(Saved entries)

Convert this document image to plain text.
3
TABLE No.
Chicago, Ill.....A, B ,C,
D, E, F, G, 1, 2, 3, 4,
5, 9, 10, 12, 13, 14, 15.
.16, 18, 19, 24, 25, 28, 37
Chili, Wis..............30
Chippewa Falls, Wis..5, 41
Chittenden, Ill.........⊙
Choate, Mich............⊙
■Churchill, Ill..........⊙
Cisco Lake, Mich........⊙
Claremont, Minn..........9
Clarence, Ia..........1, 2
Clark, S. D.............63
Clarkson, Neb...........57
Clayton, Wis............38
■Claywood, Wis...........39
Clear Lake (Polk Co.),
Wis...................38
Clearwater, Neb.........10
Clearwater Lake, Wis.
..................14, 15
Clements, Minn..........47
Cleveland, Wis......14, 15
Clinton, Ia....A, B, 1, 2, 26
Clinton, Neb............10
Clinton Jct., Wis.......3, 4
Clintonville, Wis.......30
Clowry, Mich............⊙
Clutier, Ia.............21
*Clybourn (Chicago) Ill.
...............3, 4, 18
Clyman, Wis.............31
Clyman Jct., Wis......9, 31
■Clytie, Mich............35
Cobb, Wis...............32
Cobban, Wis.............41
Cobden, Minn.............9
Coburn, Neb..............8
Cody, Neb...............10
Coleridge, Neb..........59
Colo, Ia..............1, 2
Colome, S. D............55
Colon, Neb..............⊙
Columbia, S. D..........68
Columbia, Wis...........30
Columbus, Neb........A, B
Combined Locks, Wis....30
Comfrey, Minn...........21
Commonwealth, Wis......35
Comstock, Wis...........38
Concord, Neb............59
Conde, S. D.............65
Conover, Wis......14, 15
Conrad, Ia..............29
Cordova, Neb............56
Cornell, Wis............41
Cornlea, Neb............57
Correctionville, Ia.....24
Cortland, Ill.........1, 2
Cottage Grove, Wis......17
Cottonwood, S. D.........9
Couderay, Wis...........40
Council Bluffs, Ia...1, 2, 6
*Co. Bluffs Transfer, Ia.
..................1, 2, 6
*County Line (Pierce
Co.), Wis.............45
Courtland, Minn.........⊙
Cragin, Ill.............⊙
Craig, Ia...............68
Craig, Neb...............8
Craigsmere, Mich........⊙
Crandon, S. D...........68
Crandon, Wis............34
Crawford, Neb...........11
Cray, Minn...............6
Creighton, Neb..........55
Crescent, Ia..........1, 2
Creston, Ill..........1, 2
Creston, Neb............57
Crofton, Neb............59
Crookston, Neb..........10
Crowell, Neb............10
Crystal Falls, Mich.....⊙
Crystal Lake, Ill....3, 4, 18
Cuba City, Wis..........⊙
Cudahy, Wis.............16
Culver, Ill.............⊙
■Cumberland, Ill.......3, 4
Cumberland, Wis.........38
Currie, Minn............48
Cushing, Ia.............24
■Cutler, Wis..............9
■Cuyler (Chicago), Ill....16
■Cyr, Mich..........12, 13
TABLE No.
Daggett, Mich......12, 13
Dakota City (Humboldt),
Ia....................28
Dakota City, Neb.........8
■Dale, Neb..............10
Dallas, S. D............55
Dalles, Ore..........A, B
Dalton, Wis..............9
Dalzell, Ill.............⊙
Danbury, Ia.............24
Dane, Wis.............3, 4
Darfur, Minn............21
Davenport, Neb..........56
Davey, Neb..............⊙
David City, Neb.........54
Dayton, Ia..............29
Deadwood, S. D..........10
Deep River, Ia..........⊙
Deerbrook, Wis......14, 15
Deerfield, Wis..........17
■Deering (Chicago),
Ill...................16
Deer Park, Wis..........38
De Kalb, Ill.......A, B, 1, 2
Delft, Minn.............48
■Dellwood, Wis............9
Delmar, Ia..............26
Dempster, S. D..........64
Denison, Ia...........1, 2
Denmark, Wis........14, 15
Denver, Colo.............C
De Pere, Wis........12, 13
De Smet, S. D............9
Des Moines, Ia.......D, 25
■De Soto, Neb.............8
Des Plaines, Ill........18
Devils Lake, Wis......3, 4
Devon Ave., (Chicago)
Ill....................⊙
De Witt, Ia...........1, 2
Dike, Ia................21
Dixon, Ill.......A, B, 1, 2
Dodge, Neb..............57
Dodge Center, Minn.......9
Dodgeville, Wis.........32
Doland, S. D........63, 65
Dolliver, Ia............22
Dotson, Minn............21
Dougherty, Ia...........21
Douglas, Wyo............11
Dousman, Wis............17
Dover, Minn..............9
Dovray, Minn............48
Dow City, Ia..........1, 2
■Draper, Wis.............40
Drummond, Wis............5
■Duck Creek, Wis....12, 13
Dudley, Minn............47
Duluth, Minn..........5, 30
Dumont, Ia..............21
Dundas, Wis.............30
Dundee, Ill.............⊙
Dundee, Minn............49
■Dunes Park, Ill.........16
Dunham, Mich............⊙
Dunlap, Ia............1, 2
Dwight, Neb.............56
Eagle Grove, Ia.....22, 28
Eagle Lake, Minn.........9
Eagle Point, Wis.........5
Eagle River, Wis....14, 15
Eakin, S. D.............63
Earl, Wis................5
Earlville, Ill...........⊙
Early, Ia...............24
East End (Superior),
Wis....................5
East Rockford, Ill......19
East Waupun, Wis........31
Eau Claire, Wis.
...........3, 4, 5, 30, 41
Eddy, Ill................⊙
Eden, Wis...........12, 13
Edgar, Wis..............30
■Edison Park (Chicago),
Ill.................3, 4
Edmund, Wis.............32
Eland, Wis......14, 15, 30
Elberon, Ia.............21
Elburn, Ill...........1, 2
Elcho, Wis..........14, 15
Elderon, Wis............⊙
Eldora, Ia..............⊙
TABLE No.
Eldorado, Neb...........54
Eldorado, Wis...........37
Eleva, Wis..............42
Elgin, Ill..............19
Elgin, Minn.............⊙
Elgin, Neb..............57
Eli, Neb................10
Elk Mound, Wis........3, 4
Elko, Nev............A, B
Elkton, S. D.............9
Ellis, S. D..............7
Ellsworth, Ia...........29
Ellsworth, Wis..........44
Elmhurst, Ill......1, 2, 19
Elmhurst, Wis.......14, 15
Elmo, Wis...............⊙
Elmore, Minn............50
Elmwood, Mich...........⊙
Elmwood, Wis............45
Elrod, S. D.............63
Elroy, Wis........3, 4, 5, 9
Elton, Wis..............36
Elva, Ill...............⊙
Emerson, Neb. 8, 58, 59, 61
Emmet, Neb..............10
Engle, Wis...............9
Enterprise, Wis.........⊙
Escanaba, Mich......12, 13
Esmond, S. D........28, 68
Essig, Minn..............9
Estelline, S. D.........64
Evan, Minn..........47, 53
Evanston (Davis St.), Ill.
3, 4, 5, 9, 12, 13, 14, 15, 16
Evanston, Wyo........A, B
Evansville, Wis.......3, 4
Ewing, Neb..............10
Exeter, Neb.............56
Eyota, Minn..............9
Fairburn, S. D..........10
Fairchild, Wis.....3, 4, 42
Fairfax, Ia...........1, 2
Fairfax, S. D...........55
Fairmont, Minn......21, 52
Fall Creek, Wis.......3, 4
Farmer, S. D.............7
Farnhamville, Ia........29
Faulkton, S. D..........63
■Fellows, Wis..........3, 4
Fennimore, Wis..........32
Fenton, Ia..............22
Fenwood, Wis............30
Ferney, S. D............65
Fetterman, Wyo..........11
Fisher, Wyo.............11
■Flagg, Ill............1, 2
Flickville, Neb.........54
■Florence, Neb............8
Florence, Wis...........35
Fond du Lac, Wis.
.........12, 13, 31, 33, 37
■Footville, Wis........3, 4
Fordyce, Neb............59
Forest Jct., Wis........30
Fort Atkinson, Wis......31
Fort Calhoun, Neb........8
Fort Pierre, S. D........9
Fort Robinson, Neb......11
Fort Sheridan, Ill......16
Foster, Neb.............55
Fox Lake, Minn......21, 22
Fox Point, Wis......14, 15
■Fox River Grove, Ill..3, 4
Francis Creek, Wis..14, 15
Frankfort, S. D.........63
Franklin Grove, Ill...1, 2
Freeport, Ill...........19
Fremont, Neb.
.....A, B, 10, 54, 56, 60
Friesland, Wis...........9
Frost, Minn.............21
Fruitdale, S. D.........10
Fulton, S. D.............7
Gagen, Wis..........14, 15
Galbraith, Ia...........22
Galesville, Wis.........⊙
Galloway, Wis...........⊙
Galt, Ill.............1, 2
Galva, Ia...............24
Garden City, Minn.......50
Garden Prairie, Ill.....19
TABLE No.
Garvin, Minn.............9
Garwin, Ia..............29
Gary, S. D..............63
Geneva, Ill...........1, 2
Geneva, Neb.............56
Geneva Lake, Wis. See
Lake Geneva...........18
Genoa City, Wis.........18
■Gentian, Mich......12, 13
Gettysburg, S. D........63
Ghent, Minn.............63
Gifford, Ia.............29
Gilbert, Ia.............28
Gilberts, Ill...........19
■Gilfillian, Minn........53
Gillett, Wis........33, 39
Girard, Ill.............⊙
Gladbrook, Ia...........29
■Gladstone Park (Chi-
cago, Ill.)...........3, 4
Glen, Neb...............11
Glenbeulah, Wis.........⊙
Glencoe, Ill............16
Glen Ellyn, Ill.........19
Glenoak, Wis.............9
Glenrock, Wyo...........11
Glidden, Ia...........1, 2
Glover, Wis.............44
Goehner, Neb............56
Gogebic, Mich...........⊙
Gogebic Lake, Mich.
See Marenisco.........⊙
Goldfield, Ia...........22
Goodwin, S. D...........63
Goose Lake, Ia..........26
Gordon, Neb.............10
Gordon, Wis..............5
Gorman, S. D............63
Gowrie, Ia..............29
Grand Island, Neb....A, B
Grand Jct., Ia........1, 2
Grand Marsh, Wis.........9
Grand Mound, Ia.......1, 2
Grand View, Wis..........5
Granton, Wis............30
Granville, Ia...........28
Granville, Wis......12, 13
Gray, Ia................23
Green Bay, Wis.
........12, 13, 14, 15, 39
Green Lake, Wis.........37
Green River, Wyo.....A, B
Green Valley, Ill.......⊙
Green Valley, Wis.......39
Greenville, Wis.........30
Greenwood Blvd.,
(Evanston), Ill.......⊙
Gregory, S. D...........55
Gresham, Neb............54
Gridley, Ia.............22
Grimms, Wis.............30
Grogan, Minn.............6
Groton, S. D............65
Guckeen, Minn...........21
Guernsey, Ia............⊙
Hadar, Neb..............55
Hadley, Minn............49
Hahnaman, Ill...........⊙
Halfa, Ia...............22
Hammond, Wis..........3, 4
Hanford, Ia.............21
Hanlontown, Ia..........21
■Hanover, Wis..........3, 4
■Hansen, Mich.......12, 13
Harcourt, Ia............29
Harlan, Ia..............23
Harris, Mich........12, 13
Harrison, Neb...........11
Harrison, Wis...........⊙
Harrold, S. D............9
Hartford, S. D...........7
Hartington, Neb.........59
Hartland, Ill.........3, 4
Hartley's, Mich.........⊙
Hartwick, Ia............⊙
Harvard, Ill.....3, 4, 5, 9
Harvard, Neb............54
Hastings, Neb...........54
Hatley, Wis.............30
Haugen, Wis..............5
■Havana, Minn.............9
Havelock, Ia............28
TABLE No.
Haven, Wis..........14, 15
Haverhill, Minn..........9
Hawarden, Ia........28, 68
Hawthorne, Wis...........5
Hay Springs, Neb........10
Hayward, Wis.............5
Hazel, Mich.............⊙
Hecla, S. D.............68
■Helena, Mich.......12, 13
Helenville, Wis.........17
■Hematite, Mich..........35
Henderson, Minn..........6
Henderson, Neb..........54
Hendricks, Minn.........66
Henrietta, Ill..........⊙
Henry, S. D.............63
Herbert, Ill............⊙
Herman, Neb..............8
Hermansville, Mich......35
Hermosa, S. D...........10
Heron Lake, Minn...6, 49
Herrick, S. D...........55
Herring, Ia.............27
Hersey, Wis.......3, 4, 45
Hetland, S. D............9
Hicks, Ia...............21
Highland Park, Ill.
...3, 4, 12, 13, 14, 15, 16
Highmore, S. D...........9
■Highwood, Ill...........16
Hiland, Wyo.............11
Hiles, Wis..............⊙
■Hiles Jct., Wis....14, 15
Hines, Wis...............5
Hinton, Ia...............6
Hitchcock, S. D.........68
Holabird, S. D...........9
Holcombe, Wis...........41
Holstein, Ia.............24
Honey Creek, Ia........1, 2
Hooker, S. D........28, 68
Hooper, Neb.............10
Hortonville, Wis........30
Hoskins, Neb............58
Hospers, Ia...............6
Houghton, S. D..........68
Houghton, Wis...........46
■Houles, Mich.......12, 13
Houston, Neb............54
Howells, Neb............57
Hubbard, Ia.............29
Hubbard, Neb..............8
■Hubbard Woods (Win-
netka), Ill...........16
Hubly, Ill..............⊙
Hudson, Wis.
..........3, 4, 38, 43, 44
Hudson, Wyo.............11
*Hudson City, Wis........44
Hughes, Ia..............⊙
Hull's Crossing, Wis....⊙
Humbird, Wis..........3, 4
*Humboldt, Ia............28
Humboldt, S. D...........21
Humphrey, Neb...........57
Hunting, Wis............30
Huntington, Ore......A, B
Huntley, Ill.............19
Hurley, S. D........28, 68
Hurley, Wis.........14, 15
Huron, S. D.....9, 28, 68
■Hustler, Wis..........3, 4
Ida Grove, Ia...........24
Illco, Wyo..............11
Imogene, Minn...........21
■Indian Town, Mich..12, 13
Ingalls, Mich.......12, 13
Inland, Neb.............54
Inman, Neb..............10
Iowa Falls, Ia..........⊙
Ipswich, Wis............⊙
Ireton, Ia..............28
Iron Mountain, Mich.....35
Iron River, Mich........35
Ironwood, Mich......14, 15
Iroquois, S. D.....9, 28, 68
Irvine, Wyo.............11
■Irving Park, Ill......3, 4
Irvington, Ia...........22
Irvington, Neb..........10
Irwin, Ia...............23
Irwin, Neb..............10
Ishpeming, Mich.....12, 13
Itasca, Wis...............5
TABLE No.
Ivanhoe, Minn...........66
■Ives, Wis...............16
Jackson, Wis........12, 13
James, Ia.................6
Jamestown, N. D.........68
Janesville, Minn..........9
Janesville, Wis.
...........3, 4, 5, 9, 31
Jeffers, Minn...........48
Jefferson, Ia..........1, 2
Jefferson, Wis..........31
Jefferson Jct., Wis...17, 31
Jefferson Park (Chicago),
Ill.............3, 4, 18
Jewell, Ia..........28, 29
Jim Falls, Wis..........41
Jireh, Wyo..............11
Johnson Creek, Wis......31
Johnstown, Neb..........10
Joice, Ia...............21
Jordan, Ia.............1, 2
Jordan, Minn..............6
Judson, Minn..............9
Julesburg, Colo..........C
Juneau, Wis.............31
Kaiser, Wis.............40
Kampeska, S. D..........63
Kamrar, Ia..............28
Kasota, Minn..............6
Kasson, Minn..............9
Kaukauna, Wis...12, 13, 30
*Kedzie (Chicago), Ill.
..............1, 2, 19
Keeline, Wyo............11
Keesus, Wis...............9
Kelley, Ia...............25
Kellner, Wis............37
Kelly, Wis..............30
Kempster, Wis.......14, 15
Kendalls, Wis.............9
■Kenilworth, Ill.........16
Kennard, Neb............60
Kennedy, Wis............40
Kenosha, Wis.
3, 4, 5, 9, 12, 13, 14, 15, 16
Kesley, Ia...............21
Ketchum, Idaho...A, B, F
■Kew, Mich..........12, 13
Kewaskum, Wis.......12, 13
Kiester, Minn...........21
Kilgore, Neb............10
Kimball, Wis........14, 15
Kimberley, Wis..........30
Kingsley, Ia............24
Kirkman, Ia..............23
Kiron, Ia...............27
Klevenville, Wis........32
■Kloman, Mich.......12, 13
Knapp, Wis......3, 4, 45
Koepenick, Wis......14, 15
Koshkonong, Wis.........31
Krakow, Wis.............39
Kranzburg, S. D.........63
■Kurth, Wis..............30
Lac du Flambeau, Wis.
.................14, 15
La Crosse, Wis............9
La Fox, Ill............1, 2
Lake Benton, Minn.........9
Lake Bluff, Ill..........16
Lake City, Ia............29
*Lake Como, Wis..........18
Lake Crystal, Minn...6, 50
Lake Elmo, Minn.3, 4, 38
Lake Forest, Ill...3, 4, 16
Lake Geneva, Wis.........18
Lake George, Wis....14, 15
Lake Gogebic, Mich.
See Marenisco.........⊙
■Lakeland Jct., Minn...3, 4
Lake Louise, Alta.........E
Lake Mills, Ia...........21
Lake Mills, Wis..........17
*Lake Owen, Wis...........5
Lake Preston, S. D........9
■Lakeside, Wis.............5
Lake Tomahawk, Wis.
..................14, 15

(The task) From the records above, pull out each line that has "Hudson".

(Solution to this exercise)
Hudson, Wis.
Hudson, Wyo.............11
*Hudson City, Wis........44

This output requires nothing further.